___ INPUT FOR THIS TASK ___
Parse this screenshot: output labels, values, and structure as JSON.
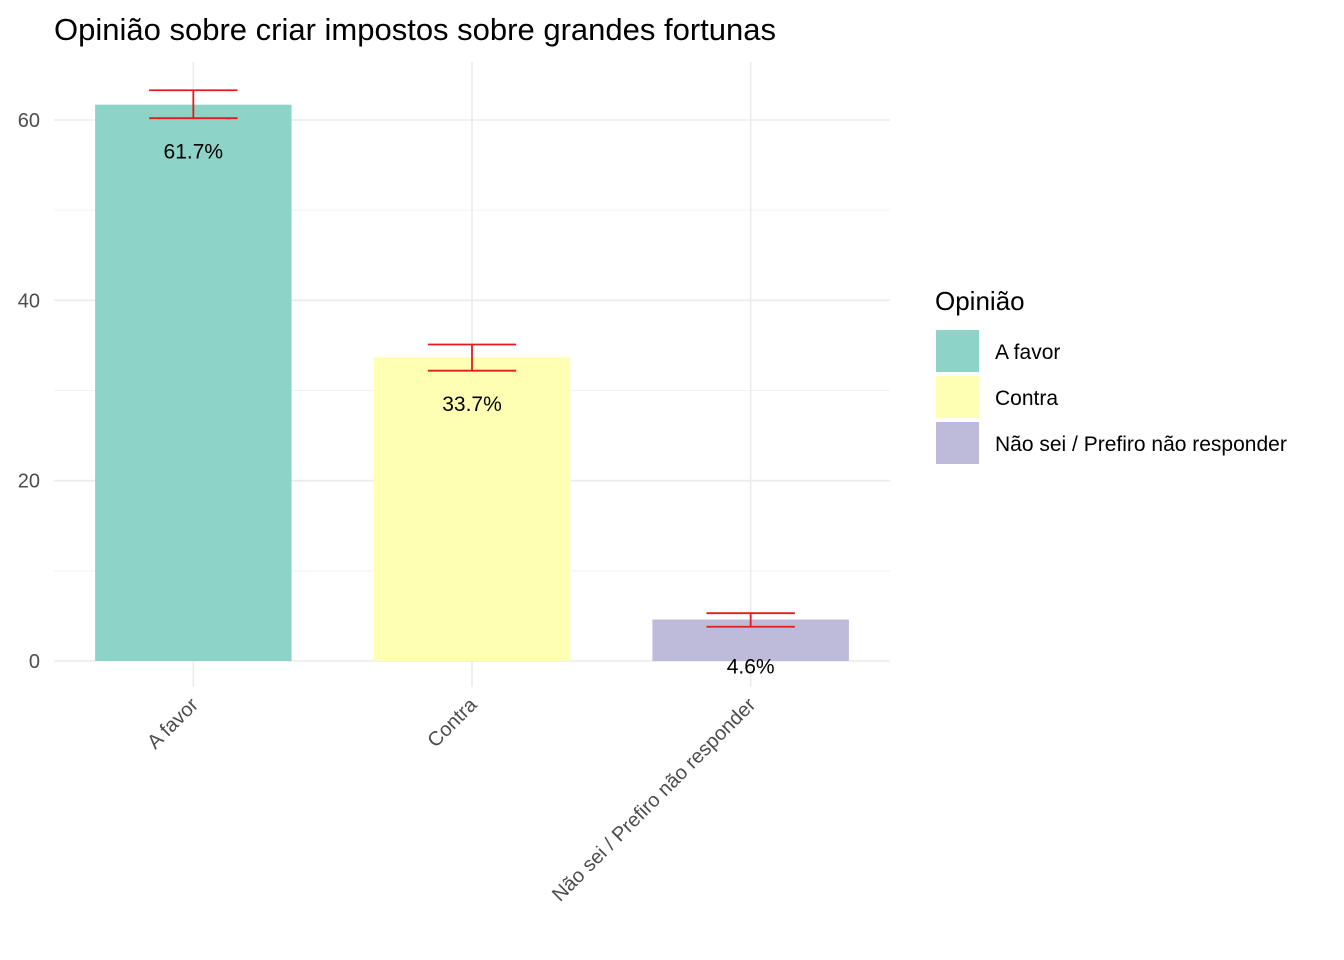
{
  "chart_data": {
    "type": "bar",
    "title": "Opinião sobre criar impostos sobre grandes fortunas",
    "xlabel": "",
    "ylabel": "",
    "categories": [
      "A favor",
      "Contra",
      "Não sei / Prefiro não responder"
    ],
    "values": [
      61.7,
      33.7,
      4.6
    ],
    "data_labels": [
      "61.7%",
      "33.7%",
      "4.6%"
    ],
    "error_bars": [
      {
        "low": 60.2,
        "high": 63.3
      },
      {
        "low": 32.2,
        "high": 35.1
      },
      {
        "low": 3.8,
        "high": 5.3
      }
    ],
    "colors": [
      "#8DD3C7",
      "#FFFFB3",
      "#BEBADA"
    ],
    "error_bar_color": "#E41A1C",
    "ylim": [
      0,
      63.8
    ],
    "yticks": [
      0,
      20,
      40,
      60
    ],
    "grid": true,
    "legend": {
      "title": "Opinião",
      "placement": "right",
      "entries": [
        "A favor",
        "Contra",
        "Não sei / Prefiro não responder"
      ]
    }
  }
}
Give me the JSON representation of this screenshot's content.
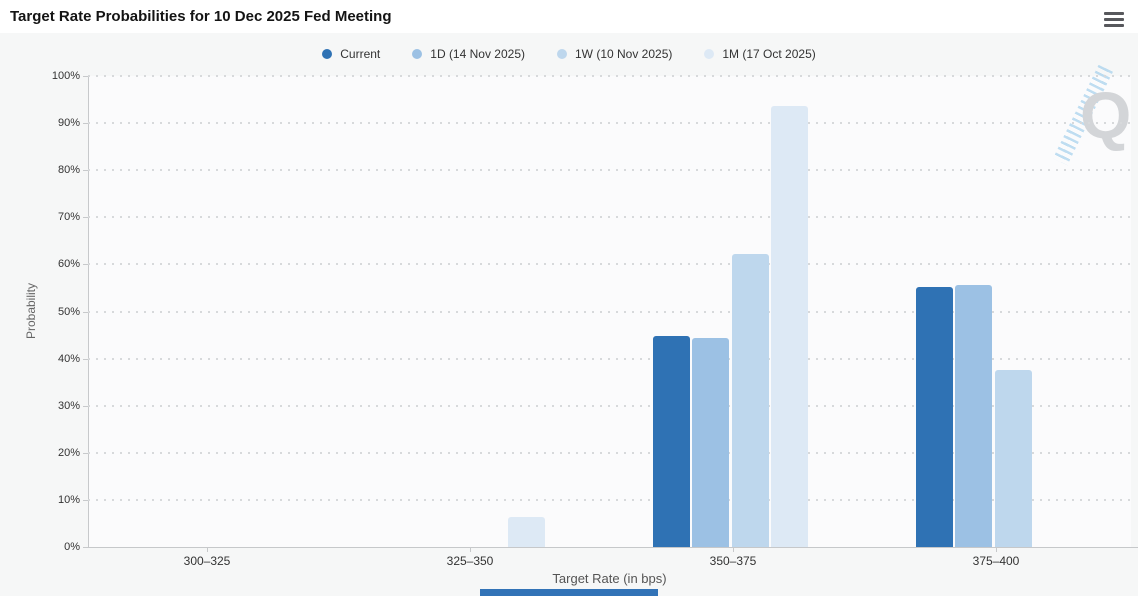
{
  "header": {
    "title": "Target Rate Probabilities for 10 Dec 2025 Fed Meeting"
  },
  "menu": {
    "icon": "hamburger-icon"
  },
  "chart_data": {
    "type": "bar",
    "title": "Target Rate Probabilities for 10 Dec 2025 Fed Meeting",
    "xlabel": "Target Rate (in bps)",
    "ylabel": "Probability",
    "ylim": [
      0,
      100
    ],
    "ytick_step": 10,
    "yticks": [
      "0%",
      "10%",
      "20%",
      "30%",
      "40%",
      "50%",
      "60%",
      "70%",
      "80%",
      "90%",
      "100%"
    ],
    "grid": "horizontal-dotted",
    "legend_position": "top-center",
    "categories": [
      "300–325",
      "325–350",
      "350–375",
      "375–400"
    ],
    "series": [
      {
        "name": "Current",
        "color": "#2f72b4",
        "values": [
          0,
          0,
          44.7,
          55.2
        ]
      },
      {
        "name": "1D (14 Nov 2025)",
        "color": "#9cc1e4",
        "values": [
          0,
          0,
          44.3,
          55.6
        ]
      },
      {
        "name": "1W (10 Nov 2025)",
        "color": "#bed7ed",
        "values": [
          0,
          0,
          62.2,
          37.6
        ]
      },
      {
        "name": "1M (17 Oct 2025)",
        "color": "#dde9f5",
        "values": [
          0,
          6.3,
          93.7,
          0
        ]
      }
    ]
  },
  "watermark": {
    "letter": "Q",
    "color": "#d3d5d8",
    "stripe_color": "#8dc4e8"
  },
  "colors": {
    "titlebar_bg": "#ffffff",
    "page_bg": "#f6f7f7",
    "axis_line": "#c6c8ca",
    "gridline": "#d7d9db",
    "bottom_partial_bar": "#3273b7"
  }
}
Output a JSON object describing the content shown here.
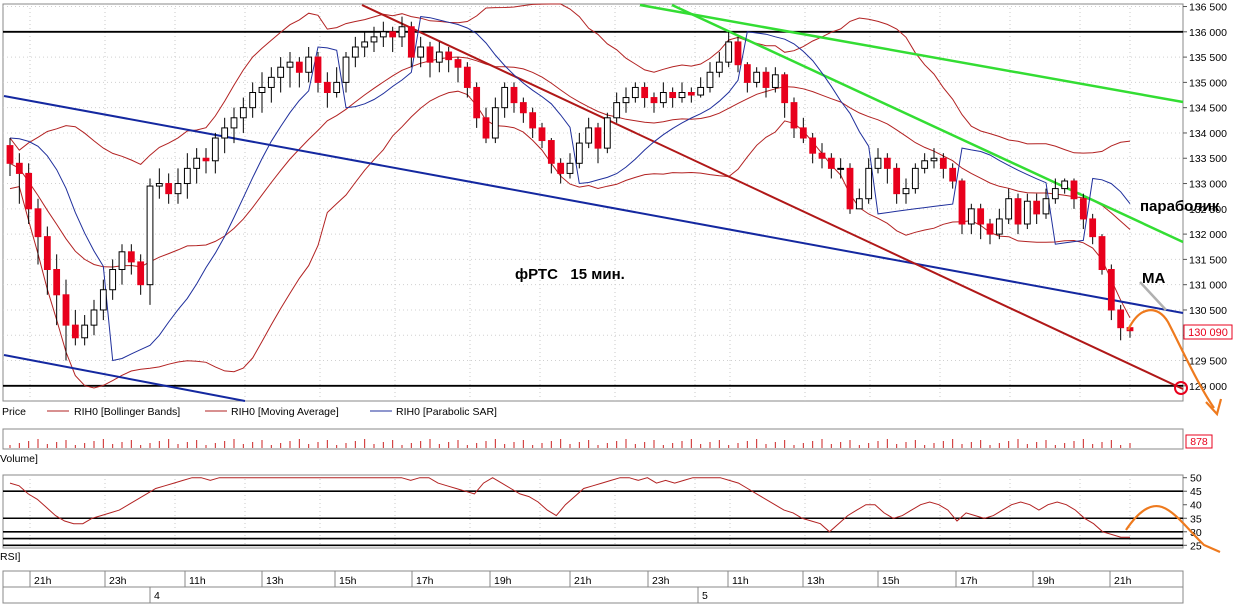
{
  "chart_data": [
    {
      "type": "candlestick",
      "title": "фРТС   15 мин.",
      "y_ticks": [
        "136 500",
        "136 000",
        "135 500",
        "135 000",
        "134 500",
        "134 000",
        "133 500",
        "133 000",
        "132 500",
        "132 000",
        "131 500",
        "131 000",
        "130 500",
        "130 000",
        "129 500",
        "129 000"
      ],
      "ylim": [
        128700,
        136550
      ],
      "last_price": 130090,
      "last_price_label": "130 090",
      "candles": [
        [
          133750,
          133400,
          133900,
          133150
        ],
        [
          133400,
          133200,
          133600,
          132600
        ],
        [
          133200,
          132500,
          133400,
          132200
        ],
        [
          132500,
          131950,
          132700,
          131400
        ],
        [
          131950,
          131300,
          132150,
          130800
        ],
        [
          131300,
          130800,
          131600,
          130200
        ],
        [
          130800,
          130200,
          131100,
          129500
        ],
        [
          130200,
          129950,
          130500,
          129800
        ],
        [
          129950,
          130200,
          130400,
          129800
        ],
        [
          130200,
          130500,
          130700,
          130000
        ],
        [
          130500,
          130900,
          131100,
          130300
        ],
        [
          130900,
          131300,
          131500,
          130700
        ],
        [
          131300,
          131650,
          131800,
          131000
        ],
        [
          131650,
          131450,
          131800,
          131200
        ],
        [
          131450,
          131000,
          131600,
          130800
        ],
        [
          131000,
          132950,
          133100,
          130600
        ],
        [
          132950,
          133000,
          133300,
          132700
        ],
        [
          133000,
          132800,
          133200,
          132600
        ],
        [
          132800,
          133000,
          133300,
          132600
        ],
        [
          133000,
          133300,
          133600,
          132700
        ],
        [
          133300,
          133500,
          133700,
          133000
        ],
        [
          133500,
          133450,
          133700,
          133200
        ],
        [
          133450,
          133900,
          134000,
          133200
        ],
        [
          133900,
          134100,
          134300,
          133600
        ],
        [
          134100,
          134300,
          134500,
          133800
        ],
        [
          134300,
          134500,
          134700,
          134000
        ],
        [
          134500,
          134800,
          135000,
          134300
        ],
        [
          134800,
          134900,
          135200,
          134400
        ],
        [
          134900,
          135100,
          135300,
          134600
        ],
        [
          135100,
          135300,
          135500,
          134800
        ],
        [
          135300,
          135400,
          135600,
          134900
        ],
        [
          135400,
          135200,
          135500,
          134900
        ],
        [
          135200,
          135500,
          135700,
          135000
        ],
        [
          135500,
          135000,
          135600,
          134800
        ],
        [
          135000,
          134800,
          135200,
          134500
        ],
        [
          134800,
          135000,
          135300,
          134700
        ],
        [
          135000,
          135500,
          135600,
          134800
        ],
        [
          135500,
          135700,
          135900,
          135300
        ],
        [
          135700,
          135800,
          136000,
          135500
        ],
        [
          135800,
          135900,
          136100,
          135600
        ],
        [
          135900,
          136000,
          136200,
          135700
        ],
        [
          136000,
          135900,
          136100,
          135600
        ],
        [
          135900,
          136100,
          136300,
          135700
        ],
        [
          136100,
          135500,
          136200,
          135300
        ],
        [
          135500,
          135700,
          135900,
          135300
        ],
        [
          135700,
          135400,
          135800,
          135100
        ],
        [
          135400,
          135600,
          135800,
          135200
        ],
        [
          135600,
          135450,
          135700,
          135200
        ],
        [
          135450,
          135300,
          135500,
          135000
        ],
        [
          135300,
          134900,
          135400,
          134700
        ],
        [
          134900,
          134300,
          135000,
          134100
        ],
        [
          134300,
          133900,
          134500,
          133800
        ],
        [
          133900,
          134500,
          134700,
          133800
        ],
        [
          134500,
          134900,
          135000,
          134300
        ],
        [
          134900,
          134600,
          135000,
          134400
        ],
        [
          134600,
          134400,
          134700,
          134200
        ],
        [
          134400,
          134100,
          134500,
          133900
        ],
        [
          134100,
          133850,
          134200,
          133700
        ],
        [
          133850,
          133400,
          133900,
          133200
        ],
        [
          133400,
          133200,
          133500,
          133000
        ],
        [
          133200,
          133400,
          133600,
          133100
        ],
        [
          133400,
          133800,
          134000,
          133300
        ],
        [
          133800,
          134100,
          134300,
          133700
        ],
        [
          134100,
          133700,
          134200,
          133400
        ],
        [
          133700,
          134300,
          134400,
          133600
        ],
        [
          134300,
          134600,
          134800,
          134200
        ],
        [
          134600,
          134700,
          134900,
          134400
        ],
        [
          134700,
          134900,
          135000,
          134600
        ],
        [
          134900,
          134700,
          135000,
          134500
        ],
        [
          134700,
          134600,
          134800,
          134400
        ],
        [
          134600,
          134800,
          135000,
          134500
        ],
        [
          134800,
          134700,
          134900,
          134500
        ],
        [
          134700,
          134800,
          135000,
          134600
        ],
        [
          134800,
          134750,
          134900,
          134600
        ],
        [
          134750,
          134900,
          135100,
          134700
        ],
        [
          134900,
          135200,
          135400,
          134800
        ],
        [
          135200,
          135400,
          135600,
          135100
        ],
        [
          135400,
          135800,
          136000,
          135300
        ],
        [
          135800,
          135350,
          135900,
          135200
        ],
        [
          135350,
          135000,
          135400,
          134800
        ],
        [
          135000,
          135200,
          135300,
          134900
        ],
        [
          135200,
          134900,
          135300,
          134700
        ],
        [
          134900,
          135150,
          135300,
          134800
        ],
        [
          135150,
          134600,
          135200,
          134300
        ],
        [
          134600,
          134100,
          134700,
          133900
        ],
        [
          134100,
          133900,
          134300,
          133800
        ],
        [
          133900,
          133600,
          134000,
          133400
        ],
        [
          133600,
          133500,
          133800,
          133300
        ],
        [
          133500,
          133300,
          133600,
          133100
        ],
        [
          133300,
          133300,
          133500,
          133100
        ],
        [
          133300,
          132500,
          133400,
          132400
        ],
        [
          132500,
          132700,
          132900,
          132500
        ],
        [
          132700,
          133300,
          133500,
          132600
        ],
        [
          133300,
          133500,
          133700,
          133200
        ],
        [
          133500,
          133300,
          133600,
          133000
        ],
        [
          133300,
          132800,
          133400,
          132600
        ],
        [
          132800,
          132900,
          133100,
          132600
        ],
        [
          132900,
          133300,
          133400,
          132800
        ],
        [
          133300,
          133450,
          133600,
          133200
        ],
        [
          133450,
          133500,
          133700,
          133300
        ],
        [
          133500,
          133300,
          133600,
          133100
        ],
        [
          133300,
          133050,
          133400,
          132900
        ],
        [
          133050,
          132200,
          133100,
          132000
        ],
        [
          132200,
          132500,
          132600,
          132000
        ],
        [
          132500,
          132200,
          132600,
          131900
        ],
        [
          132200,
          132000,
          132300,
          131800
        ],
        [
          132000,
          132300,
          132500,
          131900
        ],
        [
          132300,
          132700,
          132900,
          132200
        ],
        [
          132700,
          132200,
          132800,
          132000
        ],
        [
          132200,
          132650,
          132800,
          132100
        ],
        [
          132650,
          132400,
          132800,
          132200
        ],
        [
          132400,
          132700,
          132900,
          132300
        ],
        [
          132700,
          132900,
          133100,
          132600
        ],
        [
          132900,
          133050,
          133100,
          132800
        ],
        [
          133050,
          132700,
          133100,
          132500
        ],
        [
          132700,
          132300,
          132800,
          132100
        ],
        [
          132300,
          131950,
          132400,
          131800
        ],
        [
          131950,
          131300,
          132000,
          131200
        ],
        [
          131300,
          130500,
          131400,
          130300
        ],
        [
          130500,
          130150,
          130600,
          129900
        ],
        [
          130150,
          130090,
          130200,
          129950
        ]
      ],
      "panels": {
        "price": {
          "legend": [
            {
              "name": "Price",
              "color": "#000000"
            },
            {
              "name": "RIH0 [Bollinger Bands]",
              "color": "#b22222"
            },
            {
              "name": "RIH0 [Moving Average]",
              "color": "#b22222"
            },
            {
              "name": "RIH0 [Parabolic SAR]",
              "color": "#1f2f9c"
            }
          ],
          "horizontal_levels": [
            136000,
            129000
          ],
          "annotations": [
            {
              "text": "параболик"
            },
            {
              "text": "МА"
            }
          ]
        },
        "volume": {
          "label": "Volume]",
          "last_value_label": "878"
        },
        "rsi": {
          "label": "RSI]",
          "y_ticks": [
            "50",
            "45",
            "40",
            "35",
            "30",
            "25"
          ],
          "ylim": [
            24,
            51
          ],
          "levels": [
            45,
            35,
            30,
            27.5,
            25
          ],
          "values": [
            48,
            47,
            44,
            42,
            39,
            36,
            34,
            33,
            33,
            35,
            36,
            37,
            38,
            40,
            42,
            44,
            46,
            47,
            48,
            49,
            50,
            50,
            49,
            50,
            50,
            50,
            50,
            50,
            50,
            50,
            50,
            50,
            50,
            50,
            50,
            50,
            50,
            50,
            50,
            50,
            50,
            50,
            50,
            50,
            49,
            50,
            50,
            48,
            47,
            46,
            45,
            44,
            48,
            50,
            48,
            46,
            44,
            43,
            41,
            38,
            36,
            40,
            43,
            46,
            47,
            48,
            49,
            50,
            50,
            49,
            50,
            48,
            49,
            48,
            49,
            50,
            50,
            50,
            50,
            49,
            48,
            46,
            44,
            42,
            40,
            38,
            37,
            35,
            34,
            33,
            30,
            33,
            36,
            38,
            40,
            40,
            37,
            35,
            36,
            38,
            40,
            41,
            40,
            38,
            34,
            37,
            36,
            35,
            36,
            38,
            40,
            41,
            40,
            38,
            40,
            41,
            40,
            38,
            35,
            33,
            30,
            29,
            28,
            28
          ]
        },
        "time_axis": {
          "hour_labels": [
            "21h",
            "23h",
            "11h",
            "13h",
            "15h",
            "17h",
            "19h",
            "21h",
            "23h",
            "11h",
            "13h",
            "15h",
            "17h",
            "19h",
            "21h"
          ],
          "day_labels": [
            "4",
            "5"
          ]
        }
      },
      "colors": {
        "candle_down": "#e8001c",
        "candle_up": "#ffffff",
        "bollinger": "#b22222",
        "moving_average": "#b22222",
        "parabolic_sar": "#1f2f9c",
        "blue_trend": "#1428a0",
        "red_trend": "#b01818",
        "green_trend": "#33dd33",
        "forecast": "#ee7a1e",
        "level_line": "#000000"
      }
    }
  ]
}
___
WHAT TO DO:
Collect every line above that contains the word "Opinião".

THE RESULT:
    "title": "Opinião sobre criar impostos sobre grandes fortunas",
      "title": "Opinião",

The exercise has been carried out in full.